• WHAT TO DO:
Output solely the number of lines containing the string "name".

• DATA EXCERPTS:

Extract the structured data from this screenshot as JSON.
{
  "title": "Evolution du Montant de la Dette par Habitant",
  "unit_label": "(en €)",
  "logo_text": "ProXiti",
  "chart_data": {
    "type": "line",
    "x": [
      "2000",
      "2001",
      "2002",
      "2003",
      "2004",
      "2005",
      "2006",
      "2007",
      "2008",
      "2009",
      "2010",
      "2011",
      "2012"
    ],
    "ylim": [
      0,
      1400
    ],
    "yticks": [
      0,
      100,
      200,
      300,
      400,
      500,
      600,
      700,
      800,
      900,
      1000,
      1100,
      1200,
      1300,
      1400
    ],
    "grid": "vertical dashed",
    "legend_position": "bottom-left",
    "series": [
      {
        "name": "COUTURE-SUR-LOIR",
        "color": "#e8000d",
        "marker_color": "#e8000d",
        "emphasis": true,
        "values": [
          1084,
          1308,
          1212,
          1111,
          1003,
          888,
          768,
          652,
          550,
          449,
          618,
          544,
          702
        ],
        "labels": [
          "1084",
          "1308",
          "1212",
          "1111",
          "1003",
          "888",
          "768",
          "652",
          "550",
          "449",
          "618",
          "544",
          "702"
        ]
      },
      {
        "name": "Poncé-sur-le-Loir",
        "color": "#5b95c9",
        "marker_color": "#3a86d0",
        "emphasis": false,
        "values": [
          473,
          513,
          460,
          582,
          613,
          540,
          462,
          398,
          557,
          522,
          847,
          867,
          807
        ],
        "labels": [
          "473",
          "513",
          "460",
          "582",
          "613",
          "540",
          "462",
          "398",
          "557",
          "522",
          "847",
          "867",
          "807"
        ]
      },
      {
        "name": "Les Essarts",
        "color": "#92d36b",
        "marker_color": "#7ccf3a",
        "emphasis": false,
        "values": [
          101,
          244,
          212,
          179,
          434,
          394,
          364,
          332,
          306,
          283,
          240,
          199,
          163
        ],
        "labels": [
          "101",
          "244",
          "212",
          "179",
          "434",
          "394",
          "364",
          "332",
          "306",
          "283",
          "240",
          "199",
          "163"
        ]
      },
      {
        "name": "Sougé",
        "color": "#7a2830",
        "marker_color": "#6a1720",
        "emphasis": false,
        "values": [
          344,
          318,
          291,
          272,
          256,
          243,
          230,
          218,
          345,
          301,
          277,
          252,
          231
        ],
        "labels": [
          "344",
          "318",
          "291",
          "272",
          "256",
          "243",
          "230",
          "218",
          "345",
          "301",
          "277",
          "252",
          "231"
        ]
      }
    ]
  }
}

• RESPONSE TO THE TASK:
4